=== RECORDS TO PROCESS ===

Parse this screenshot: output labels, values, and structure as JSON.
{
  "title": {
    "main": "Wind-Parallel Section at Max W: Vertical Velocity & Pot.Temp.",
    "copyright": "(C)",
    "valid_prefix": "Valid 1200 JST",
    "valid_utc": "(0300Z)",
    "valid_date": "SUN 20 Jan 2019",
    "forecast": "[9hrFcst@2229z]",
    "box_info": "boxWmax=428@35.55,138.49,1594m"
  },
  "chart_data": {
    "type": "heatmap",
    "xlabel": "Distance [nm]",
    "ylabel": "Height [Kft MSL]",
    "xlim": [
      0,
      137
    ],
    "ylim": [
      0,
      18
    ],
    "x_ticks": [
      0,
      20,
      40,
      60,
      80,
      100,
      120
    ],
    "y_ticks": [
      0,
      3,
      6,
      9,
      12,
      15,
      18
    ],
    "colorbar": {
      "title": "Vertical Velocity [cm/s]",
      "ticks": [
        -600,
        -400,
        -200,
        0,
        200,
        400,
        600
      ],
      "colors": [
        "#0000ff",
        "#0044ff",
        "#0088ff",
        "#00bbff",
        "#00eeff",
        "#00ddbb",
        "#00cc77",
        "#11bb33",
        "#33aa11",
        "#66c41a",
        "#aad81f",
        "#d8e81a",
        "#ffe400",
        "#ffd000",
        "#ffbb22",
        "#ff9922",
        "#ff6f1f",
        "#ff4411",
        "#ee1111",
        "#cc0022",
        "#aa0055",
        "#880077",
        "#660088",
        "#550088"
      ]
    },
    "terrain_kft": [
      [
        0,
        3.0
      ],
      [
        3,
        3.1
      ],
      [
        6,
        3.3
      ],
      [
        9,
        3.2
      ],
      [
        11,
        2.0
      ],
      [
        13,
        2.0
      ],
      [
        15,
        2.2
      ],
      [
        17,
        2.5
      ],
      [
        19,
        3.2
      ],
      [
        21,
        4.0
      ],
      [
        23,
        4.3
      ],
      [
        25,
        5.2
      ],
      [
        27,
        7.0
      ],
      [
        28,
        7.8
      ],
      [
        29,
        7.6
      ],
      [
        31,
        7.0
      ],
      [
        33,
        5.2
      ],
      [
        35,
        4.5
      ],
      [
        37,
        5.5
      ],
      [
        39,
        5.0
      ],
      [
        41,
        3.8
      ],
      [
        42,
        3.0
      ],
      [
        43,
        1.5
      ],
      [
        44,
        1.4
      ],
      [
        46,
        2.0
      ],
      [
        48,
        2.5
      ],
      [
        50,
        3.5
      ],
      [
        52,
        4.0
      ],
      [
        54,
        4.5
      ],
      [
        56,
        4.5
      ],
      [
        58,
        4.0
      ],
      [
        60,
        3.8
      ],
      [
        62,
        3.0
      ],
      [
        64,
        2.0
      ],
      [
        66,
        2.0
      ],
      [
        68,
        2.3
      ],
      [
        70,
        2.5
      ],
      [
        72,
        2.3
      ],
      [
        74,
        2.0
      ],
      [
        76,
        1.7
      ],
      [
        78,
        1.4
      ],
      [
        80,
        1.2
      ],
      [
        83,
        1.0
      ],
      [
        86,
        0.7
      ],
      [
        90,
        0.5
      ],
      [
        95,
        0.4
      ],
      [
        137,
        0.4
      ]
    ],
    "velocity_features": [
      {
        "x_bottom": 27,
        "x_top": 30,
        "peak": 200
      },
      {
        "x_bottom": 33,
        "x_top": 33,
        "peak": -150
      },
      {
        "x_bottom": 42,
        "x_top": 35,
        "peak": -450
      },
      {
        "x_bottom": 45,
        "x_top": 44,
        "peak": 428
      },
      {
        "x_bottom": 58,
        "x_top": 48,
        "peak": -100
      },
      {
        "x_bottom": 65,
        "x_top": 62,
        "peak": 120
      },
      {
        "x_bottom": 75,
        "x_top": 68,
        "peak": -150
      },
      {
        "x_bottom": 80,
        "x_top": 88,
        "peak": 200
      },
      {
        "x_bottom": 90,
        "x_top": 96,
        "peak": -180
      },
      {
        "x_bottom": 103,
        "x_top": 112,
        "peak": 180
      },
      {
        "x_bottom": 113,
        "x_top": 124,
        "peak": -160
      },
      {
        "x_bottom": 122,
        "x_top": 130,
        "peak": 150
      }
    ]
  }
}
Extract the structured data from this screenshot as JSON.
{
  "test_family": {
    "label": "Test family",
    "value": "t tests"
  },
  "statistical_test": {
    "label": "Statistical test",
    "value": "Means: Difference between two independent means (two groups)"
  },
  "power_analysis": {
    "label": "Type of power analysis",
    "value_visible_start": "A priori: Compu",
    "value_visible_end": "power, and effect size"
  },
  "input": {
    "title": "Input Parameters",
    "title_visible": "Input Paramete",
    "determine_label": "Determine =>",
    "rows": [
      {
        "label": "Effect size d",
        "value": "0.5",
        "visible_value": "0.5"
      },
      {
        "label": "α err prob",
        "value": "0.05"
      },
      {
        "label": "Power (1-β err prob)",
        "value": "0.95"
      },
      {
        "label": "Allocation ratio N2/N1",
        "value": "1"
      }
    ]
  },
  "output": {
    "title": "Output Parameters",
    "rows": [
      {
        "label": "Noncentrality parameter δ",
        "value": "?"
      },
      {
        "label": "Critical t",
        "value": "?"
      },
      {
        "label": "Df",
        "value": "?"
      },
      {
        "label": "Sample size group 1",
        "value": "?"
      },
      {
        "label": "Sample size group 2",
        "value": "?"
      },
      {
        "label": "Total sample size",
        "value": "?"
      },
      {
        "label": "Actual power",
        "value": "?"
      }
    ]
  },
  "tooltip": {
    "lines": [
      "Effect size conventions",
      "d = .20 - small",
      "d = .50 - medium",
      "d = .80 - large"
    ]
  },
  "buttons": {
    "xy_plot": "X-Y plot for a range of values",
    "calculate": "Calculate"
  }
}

===

WRITTEN INSTRUCTION -
Quote the data in full, keeping each word unchanged.

EXERCISE ANSWER -
Parse this screenshot: output labels, values, and structure as JSON.
{
  "title": {
    "main": "Wind-Parallel Section at Max W: Vertical Velocity & Pot.Temp.",
    "copyright": "(C)",
    "valid_prefix": "Valid 1200 JST",
    "valid_utc": "(0300Z)",
    "valid_date": "SUN 20 Jan 2019",
    "forecast": "[9hrFcst@2229z]",
    "box_info": "boxWmax=428@35.55,138.49,1594m"
  },
  "chart_data": {
    "type": "heatmap",
    "xlabel": "Distance [nm]",
    "ylabel": "Height [Kft MSL]",
    "xlim": [
      0,
      137
    ],
    "ylim": [
      0,
      18
    ],
    "x_ticks": [
      0,
      20,
      40,
      60,
      80,
      100,
      120
    ],
    "y_ticks": [
      0,
      3,
      6,
      9,
      12,
      15,
      18
    ],
    "colorbar": {
      "title": "Vertical Velocity [cm/s]",
      "ticks": [
        -600,
        -400,
        -200,
        0,
        200,
        400,
        600
      ],
      "colors": [
        "#0000ff",
        "#0044ff",
        "#0088ff",
        "#00bbff",
        "#00eeff",
        "#00ddbb",
        "#00cc77",
        "#11bb33",
        "#33aa11",
        "#66c41a",
        "#aad81f",
        "#d8e81a",
        "#ffe400",
        "#ffd000",
        "#ffbb22",
        "#ff9922",
        "#ff6f1f",
        "#ff4411",
        "#ee1111",
        "#cc0022",
        "#aa0055",
        "#880077",
        "#660088",
        "#550088"
      ]
    },
    "terrain_kft": [
      [
        0,
        3.0
      ],
      [
        3,
        3.1
      ],
      [
        6,
        3.3
      ],
      [
        9,
        3.2
      ],
      [
        11,
        2.0
      ],
      [
        13,
        2.0
      ],
      [
        15,
        2.2
      ],
      [
        17,
        2.5
      ],
      [
        19,
        3.2
      ],
      [
        21,
        4.0
      ],
      [
        23,
        4.3
      ],
      [
        25,
        5.2
      ],
      [
        27,
        7.0
      ],
      [
        28,
        7.8
      ],
      [
        29,
        7.6
      ],
      [
        31,
        7.0
      ],
      [
        33,
        5.2
      ],
      [
        35,
        4.5
      ],
      [
        37,
        5.5
      ],
      [
        39,
        5.0
      ],
      [
        41,
        3.8
      ],
      [
        42,
        3.0
      ],
      [
        43,
        1.5
      ],
      [
        44,
        1.4
      ],
      [
        46,
        2.0
      ],
      [
        48,
        2.5
      ],
      [
        50,
        3.5
      ],
      [
        52,
        4.0
      ],
      [
        54,
        4.5
      ],
      [
        56,
        4.5
      ],
      [
        58,
        4.0
      ],
      [
        60,
        3.8
      ],
      [
        62,
        3.0
      ],
      [
        64,
        2.0
      ],
      [
        66,
        2.0
      ],
      [
        68,
        2.3
      ],
      [
        70,
        2.5
      ],
      [
        72,
        2.3
      ],
      [
        74,
        2.0
      ],
      [
        76,
        1.7
      ],
      [
        78,
        1.4
      ],
      [
        80,
        1.2
      ],
      [
        83,
        1.0
      ],
      [
        86,
        0.7
      ],
      [
        90,
        0.5
      ],
      [
        95,
        0.4
      ],
      [
        137,
        0.4
      ]
    ],
    "velocity_features": [
      {
        "x_bottom": 27,
        "x_top": 30,
        "peak": 200
      },
      {
        "x_bottom": 33,
        "x_top": 33,
        "peak": -150
      },
      {
        "x_bottom": 42,
        "x_top": 35,
        "peak": -450
      },
      {
        "x_bottom": 45,
        "x_top": 44,
        "peak": 428
      },
      {
        "x_bottom": 58,
        "x_top": 48,
        "peak": -100
      },
      {
        "x_bottom": 65,
        "x_top": 62,
        "peak": 120
      },
      {
        "x_bottom": 75,
        "x_top": 68,
        "peak": -150
      },
      {
        "x_bottom": 80,
        "x_top": 88,
        "peak": 200
      },
      {
        "x_bottom": 90,
        "x_top": 96,
        "peak": -180
      },
      {
        "x_bottom": 103,
        "x_top": 112,
        "peak": 180
      },
      {
        "x_bottom": 113,
        "x_top": 124,
        "peak": -160
      },
      {
        "x_bottom": 122,
        "x_top": 130,
        "peak": 150
      }
    ]
  }
}
Extract the structured data from this screenshot as JSON.
{
  "test_family": {
    "label": "Test family",
    "value": "t tests"
  },
  "statistical_test": {
    "label": "Statistical test",
    "value": "Means: Difference between two independent means (two groups)"
  },
  "power_analysis": {
    "label": "Type of power analysis",
    "value_visible_start": "A priori: Compu",
    "value_visible_end": "power, and effect size"
  },
  "input": {
    "title": "Input Parameters",
    "title_visible": "Input Paramete",
    "determine_label": "Determine =>",
    "rows": [
      {
        "label": "Effect size d",
        "value": "0.5",
        "visible_value": "0.5"
      },
      {
        "label": "α err prob",
        "value": "0.05"
      },
      {
        "label": "Power (1-β err prob)",
        "value": "0.95"
      },
      {
        "label": "Allocation ratio N2/N1",
        "value": "1"
      }
    ]
  },
  "output": {
    "title": "Output Parameters",
    "rows": [
      {
        "label": "Noncentrality parameter δ",
        "value": "?"
      },
      {
        "label": "Critical t",
        "value": "?"
      },
      {
        "label": "Df",
        "value": "?"
      },
      {
        "label": "Sample size group 1",
        "value": "?"
      },
      {
        "label": "Sample size group 2",
        "value": "?"
      },
      {
        "label": "Total sample size",
        "value": "?"
      },
      {
        "label": "Actual power",
        "value": "?"
      }
    ]
  },
  "tooltip": {
    "lines": [
      "Effect size conventions",
      "d = .20 - small",
      "d = .50 - medium",
      "d = .80 - large"
    ]
  },
  "buttons": {
    "xy_plot": "X-Y plot for a range of values",
    "calculate": "Calculate"
  }
}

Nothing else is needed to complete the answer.